** WHAT YOU WILL DO **
Present every line of the records below as a Markdown table with the columns "No." and "Line", numbering the rows and leaving out blank lines and pictures.

>>>>

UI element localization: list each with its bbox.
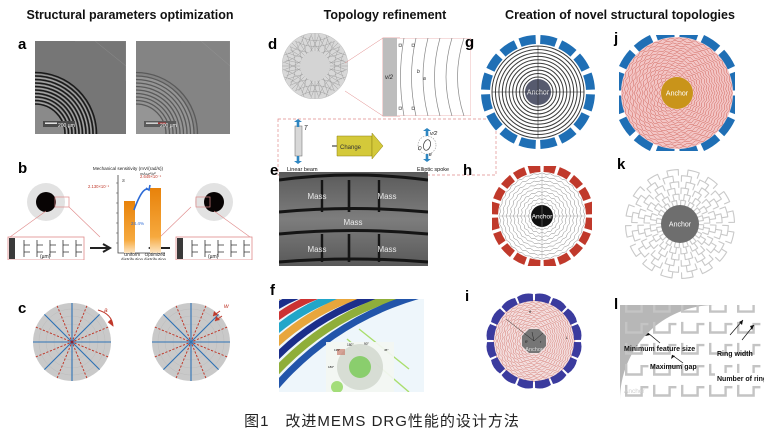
- svg-text:(µm): (µm): [40, 254, 51, 260]
- svg-text:45°: 45°: [384, 348, 389, 352]
- svg-text:24.4%: 24.4%: [131, 221, 144, 226]
- svg-text:Mass: Mass: [343, 218, 362, 227]
- svg-text:Mechanical sensitivity (mV/(ra: Mechanical sensitivity (mV/(rad/s)): [93, 166, 164, 171]
- svg-text:Number of rings: Number of rings: [717, 376, 764, 383]
- svg-text:200 µm: 200 µm: [58, 123, 75, 129]
- svg-text:v/2: v/2: [430, 131, 437, 137]
- svg-text:a: a: [423, 76, 426, 82]
- svg-text:2.130×10⁻¹: 2.130×10⁻¹: [88, 184, 110, 189]
- svg-text:Anchor: Anchor: [527, 89, 550, 96]
- svg-text:Anchor: Anchor: [532, 213, 553, 220]
- svg-text:Mass: Mass: [377, 192, 396, 201]
- svg-text:Mass: Mass: [307, 245, 326, 254]
- svg-text:Anchor: Anchor: [669, 222, 692, 229]
- svg-text:Mass: Mass: [377, 245, 396, 254]
- svg-text:b: b: [417, 69, 420, 75]
- svg-text:Anchor: Anchor: [666, 90, 689, 97]
- svg-text:w: w: [224, 303, 230, 310]
- svg-text:Anchor: Anchor: [624, 388, 645, 395]
- svg-text:180°: 180°: [328, 365, 335, 369]
- svg-text:a: a: [104, 307, 108, 314]
- svg-text:135°: 135°: [334, 348, 341, 352]
- svg-text:distribution: distribution: [144, 257, 167, 260]
- svg-text:L: L: [566, 335, 568, 340]
- svg-text:R: R: [525, 340, 528, 344]
- svg-text:Ring width: Ring width: [717, 351, 753, 358]
- svg-text:(µm): (µm): [208, 254, 219, 260]
- svg-text:S: S: [122, 178, 125, 183]
- svg-text:distribution: distribution: [121, 257, 144, 260]
- svg-text:Minimum feature size: Minimum feature size: [624, 346, 695, 353]
- svg-text:Mass: Mass: [307, 192, 326, 201]
- svg-text:Change: Change: [340, 145, 362, 151]
- svg-text:90°: 90°: [364, 342, 370, 346]
- svg-text:200 µm: 200 µm: [160, 123, 177, 129]
- svg-text:180°: 180°: [347, 343, 354, 347]
- svg-text:mAωr²/d²: mAωr²/d²: [140, 172, 156, 176]
- svg-text:Maximum gap: Maximum gap: [650, 364, 697, 371]
- svg-text:D: D: [418, 146, 422, 152]
- svg-text:v/2: v/2: [385, 75, 394, 81]
- svg-text:Anchor: Anchor: [525, 347, 543, 353]
- svg-text:e: e: [429, 152, 432, 158]
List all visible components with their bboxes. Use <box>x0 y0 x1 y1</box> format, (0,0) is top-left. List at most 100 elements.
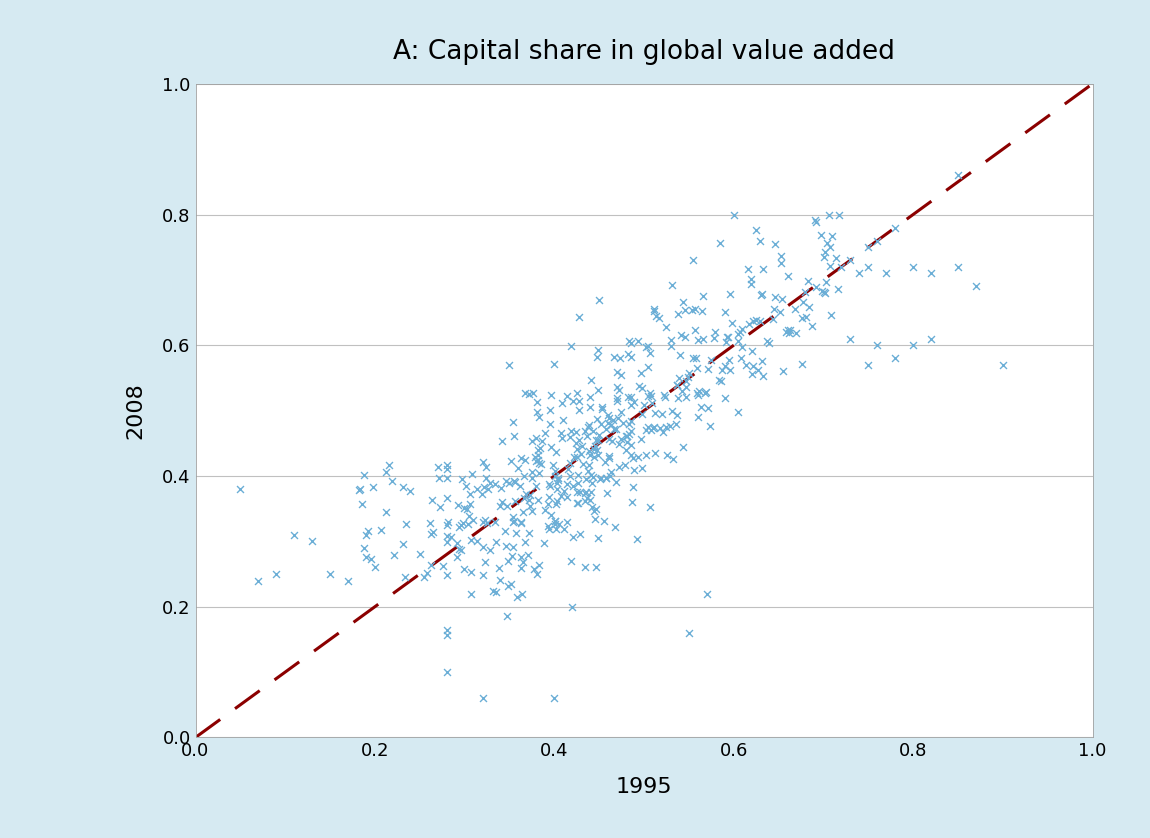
Point <box>570 394 589 407</box>
Point <box>540 417 559 431</box>
Point <box>793 296 812 309</box>
Point <box>780 327 798 340</box>
Point <box>815 285 834 298</box>
Point <box>462 467 481 480</box>
Point <box>504 541 522 554</box>
Point <box>661 339 680 353</box>
Point <box>773 292 791 306</box>
Point <box>507 527 526 541</box>
Point <box>505 474 523 488</box>
Point <box>497 475 515 489</box>
Point <box>523 504 542 517</box>
Point <box>461 487 480 500</box>
Point <box>576 486 595 499</box>
Point <box>645 304 664 318</box>
Point <box>728 327 746 340</box>
Point <box>437 471 455 484</box>
Point <box>377 505 396 519</box>
Point <box>564 600 582 613</box>
Point <box>572 447 590 461</box>
Point <box>785 303 804 316</box>
Point <box>411 547 429 561</box>
Point <box>723 317 742 330</box>
Point <box>356 551 375 564</box>
Point <box>877 266 896 280</box>
Point <box>608 380 627 394</box>
Point <box>573 439 591 453</box>
Point <box>516 386 535 400</box>
Point <box>584 424 603 437</box>
Point <box>622 448 641 462</box>
Point <box>499 476 518 489</box>
Y-axis label: 2008: 2008 <box>125 382 145 439</box>
Point <box>683 253 702 266</box>
Point <box>792 312 811 325</box>
Point <box>562 424 581 437</box>
Point <box>429 472 447 485</box>
Point <box>664 453 682 466</box>
Point <box>807 215 826 229</box>
Point <box>565 450 583 463</box>
Point <box>496 524 514 537</box>
Point <box>396 570 414 583</box>
Point <box>678 370 697 384</box>
Point <box>621 337 639 350</box>
Point <box>552 432 570 445</box>
Point <box>886 352 904 365</box>
Point <box>377 466 396 479</box>
Point <box>564 479 582 493</box>
Point <box>498 499 516 513</box>
Point <box>770 306 789 319</box>
Point <box>577 473 596 486</box>
Point <box>499 579 518 592</box>
Point <box>696 387 714 401</box>
Point <box>359 525 377 538</box>
Point <box>667 378 685 391</box>
Point <box>512 561 530 575</box>
Point <box>452 543 470 556</box>
Point <box>753 369 772 382</box>
Point <box>500 358 519 371</box>
Point <box>514 469 532 483</box>
Point <box>731 325 750 339</box>
Point <box>712 374 730 387</box>
Point <box>553 413 572 427</box>
Point <box>724 208 743 221</box>
Point <box>608 411 627 425</box>
Point <box>922 266 941 280</box>
Point <box>421 558 439 572</box>
Point <box>628 533 646 546</box>
Point <box>231 483 250 496</box>
Point <box>583 500 601 514</box>
Point <box>477 516 496 530</box>
Point <box>429 460 447 473</box>
Point <box>575 561 593 574</box>
Point <box>620 417 638 431</box>
Point <box>484 584 503 597</box>
Point <box>668 379 687 392</box>
Point <box>431 500 450 514</box>
Point <box>583 477 601 490</box>
Point <box>521 499 539 512</box>
Point <box>581 401 599 414</box>
Point <box>539 497 558 510</box>
Point <box>731 351 750 365</box>
Point <box>513 505 531 519</box>
Point <box>687 323 705 337</box>
Point <box>684 351 703 365</box>
Point <box>415 570 434 583</box>
Point <box>530 559 549 572</box>
Point <box>637 448 655 462</box>
Point <box>516 487 535 500</box>
Point <box>546 515 565 528</box>
Point <box>558 478 576 491</box>
Point <box>886 221 904 235</box>
Point <box>639 360 658 374</box>
Point <box>529 448 547 462</box>
Point <box>457 479 475 493</box>
Point <box>550 517 568 530</box>
Point <box>994 358 1012 371</box>
Point <box>591 473 610 486</box>
Point <box>703 354 721 367</box>
Point <box>552 489 570 502</box>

<<<<

** RESULT OF THIS EXERCISE **
| No. | Line |
|---|---|
| 1 | UI element localization: list each with its bbox. |
| 2 | - svg-text:(µm): (µm): [40, 254, 51, 260] |
| 3 | - svg-text:45°: 45°: [384, 348, 389, 352] |
| 4 | - svg-text:24.4%: 24.4%: [131, 221, 144, 226] |
| 5 | - svg-text:Mass: Mass: [343, 218, 362, 227] |
| 6 | - svg-text:Mechanical sensitivity (mV/(ra: Mechanical sensitivity (mV/(rad/s)): [93, 166, 164, 171] |
| 7 | - svg-text:Number of rings: Number of rings: [717, 376, 764, 383] |
| 8 | - svg-text:200 µm: 200 µm: [58, 123, 75, 129] |
| 9 | - svg-text:v/2: v/2: [430, 131, 437, 137] |
| 10 | - svg-text:a: a: [423, 76, 426, 82] |
| 11 | - svg-text:2.130×10⁻¹: 2.130×10⁻¹: [88, 184, 110, 189] |
| 12 | - svg-text:Anchor: Anchor: [527, 89, 550, 96] |
| 13 | - svg-text:Anchor: Anchor: [532, 213, 553, 220] |
| 14 | - svg-text:Mass: Mass: [377, 192, 396, 201] |
| 15 | - svg-text:Mass: Mass: [307, 245, 326, 254] |
| 16 | - svg-text:Anchor: Anchor: [669, 222, 692, 229] |
| 17 | - svg-text:Mass: Mass: [377, 245, 396, 254] |
| 18 | - svg-text:b: b: [417, 69, 420, 75] |
| 19 | - svg-text:Anchor: Anchor: [666, 90, 689, 97] |
| 20 | - svg-text:w: w: [224, 303, 230, 310] |
| 21 | - svg-text:Anchor: Anchor: [624, 388, 645, 395] |
| 22 | - svg-text:180°: 180°: [328, 365, 335, 369] |
| 23 | - svg-text:a: a: [104, 307, 108, 314] |
| 24 | - svg-text:135°: 135°: [334, 348, 341, 352] |
| 25 | - svg-text:distribution: distribution: [144, 257, 167, 260] |
| 26 | - svg-text:L: L: [566, 335, 568, 340] |
| 27 | - svg-text:R: R: [525, 340, 528, 344] |
| 28 | - svg-text:Ring width: Ring width: [717, 351, 753, 358] |
| 29 | - svg-text:(µm): (µm): [208, 254, 219, 260] |
| 30 | - svg-text:S: S: [122, 178, 125, 183] |
| 31 | - svg-text:distribution: distribution: [121, 257, 144, 260] |
| 32 | - svg-text:Minimum feature size: Minimum feature size: [624, 346, 695, 353] |
| 33 | - svg-text:Mass: Mass: [307, 192, 326, 201] |
| 34 | - svg-text:Change: Change: [340, 145, 362, 151] |
| 35 | - svg-text:90°: 90°: [364, 342, 370, 346] |
| 36 | - svg-text:200 µm: 200 µm: [160, 123, 177, 129] |
| 37 | - svg-text:180°: 180°: [347, 343, 354, 347] |
| 38 | - svg-text:mAωr²/d²: mAωr²/d²: [140, 172, 156, 176] |
| 39 | - svg-text:Maximum gap: Maximum gap: [650, 364, 697, 371] |
| 40 | - svg-text:D: D: [418, 146, 422, 152] |
| 41 | - svg-text:v/2: v/2: [385, 75, 394, 81] |
| 42 | - svg-text:Anchor: Anchor: [525, 347, 543, 353] |
| 43 | - svg-text:e: e: [429, 152, 432, 158] |
| 44 | List all visible components with their bboxes. Use <box>x0 y0 x1 y1</box> format, (0,0) is top-left. List at most 100 elements. |
| 45 | Point <box>570 394 589 407</box> |
| 46 | Point <box>540 417 559 431</box> |
| 47 | Point <box>793 296 812 309</box> |
| 48 | Point <box>780 327 798 340</box> |
| 49 | Point <box>815 285 834 298</box> |
| 50 | Point <box>462 467 481 480</box> |
| 51 | Point <box>504 541 522 554</box> |
| 52 | Point <box>661 339 680 353</box> |
| 53 | Point <box>773 292 791 306</box> |
| 54 | Point <box>507 527 526 541</box> |
| 55 | Point <box>505 474 523 488</box> |
| 56 | Point <box>497 475 515 489</box> |
| 57 | Point <box>523 504 542 517</box> |
| 58 | Point <box>461 487 480 500</box> |
| 59 | Point <box>576 486 595 499</box> |
| 60 | Point <box>645 304 664 318</box> |
| 61 | Point <box>728 327 746 340</box> |
| 62 | Point <box>437 471 455 484</box> |
| 63 | Point <box>377 505 396 519</box> |
| 64 | Point <box>564 600 582 613</box> |
| 65 | Point <box>572 447 590 461</box> |
| 66 | Point <box>785 303 804 316</box> |
| 67 | Point <box>411 547 429 561</box> |
| 68 | Point <box>723 317 742 330</box> |
| 69 | Point <box>356 551 375 564</box> |
| 70 | Point <box>877 266 896 280</box> |
| 71 | Point <box>608 380 627 394</box> |
| 72 | Point <box>573 439 591 453</box> |
| 73 | Point <box>516 386 535 400</box> |
| 74 | Point <box>584 424 603 437</box> |
| 75 | Point <box>622 448 641 462</box> |
| 76 | Point <box>499 476 518 489</box> |
| 77 | Y-axis label: 2008: 2008 <box>125 382 145 439</box> |
| 78 | Point <box>683 253 702 266</box> |
| 79 | Point <box>792 312 811 325</box> |
| 80 | Point <box>562 424 581 437</box> |
| 81 | Point <box>429 472 447 485</box> |
| 82 | Point <box>664 453 682 466</box> |
| 83 | Point <box>807 215 826 229</box> |
| 84 | Point <box>565 450 583 463</box> |
| 85 | Point <box>496 524 514 537</box> |
| 86 | Point <box>396 570 414 583</box> |
| 87 | Point <box>678 370 697 384</box> |
| 88 | Point <box>621 337 639 350</box> |
| 89 | Point <box>552 432 570 445</box> |
| 90 | Point <box>886 352 904 365</box> |
| 91 | Point <box>377 466 396 479</box> |
| 92 | Point <box>564 479 582 493</box> |
| 93 | Point <box>498 499 516 513</box> |
| 94 | Point <box>770 306 789 319</box> |
| 95 | Point <box>577 473 596 486</box> |
| 96 | Point <box>499 579 518 592</box> |
| 97 | Point <box>696 387 714 401</box> |
| 98 | Point <box>359 525 377 538</box> |
| 99 | Point <box>667 378 685 391</box> |
| 100 | Point <box>512 561 530 575</box> |
| 101 | Point <box>452 543 470 556</box> |
| 102 | Point <box>753 369 772 382</box> |
| 103 | Point <box>500 358 519 371</box> |
| 104 | Point <box>514 469 532 483</box> |
| 105 | Point <box>731 325 750 339</box> |
| 106 | Point <box>712 374 730 387</box> |
| 107 | Point <box>553 413 572 427</box> |
| 108 | Point <box>724 208 743 221</box> |
| 109 | Point <box>608 411 627 425</box> |
| 110 | Point <box>922 266 941 280</box> |
| 111 | Point <box>421 558 439 572</box> |
| 112 | Point <box>628 533 646 546</box> |
| 113 | Point <box>231 483 250 496</box> |
| 114 | Point <box>583 500 601 514</box> |
| 115 | Point <box>477 516 496 530</box> |
| 116 | Point <box>429 460 447 473</box> |
| 117 | Point <box>575 561 593 574</box> |
| 118 | Point <box>620 417 638 431</box> |
| 119 | Point <box>484 584 503 597</box> |
| 120 | Point <box>668 379 687 392</box> |
| 121 | Point <box>431 500 450 514</box> |
| 122 | Point <box>583 477 601 490</box> |
| 123 | Point <box>521 499 539 512</box> |
| 124 | Point <box>581 401 599 414</box> |
| 125 | Point <box>539 497 558 510</box> |
| 126 | Point <box>731 351 750 365</box> |
| 127 | Point <box>513 505 531 519</box> |
| 128 | Point <box>687 323 705 337</box> |
| 129 | Point <box>684 351 703 365</box> |
| 130 | Point <box>415 570 434 583</box> |
| 131 | Point <box>530 559 549 572</box> |
| 132 | Point <box>637 448 655 462</box> |
| 133 | Point <box>516 487 535 500</box> |
| 134 | Point <box>546 515 565 528</box> |
| 135 | Point <box>558 478 576 491</box> |
| 136 | Point <box>886 221 904 235</box> |
| 137 | Point <box>639 360 658 374</box> |
| 138 | Point <box>529 448 547 462</box> |
| 139 | Point <box>457 479 475 493</box> |
| 140 | Point <box>550 517 568 530</box> |
| 141 | Point <box>994 358 1012 371</box> |
| 142 | Point <box>591 473 610 486</box> |
| 143 | Point <box>703 354 721 367</box> |
| 144 | Point <box>552 489 570 502</box> |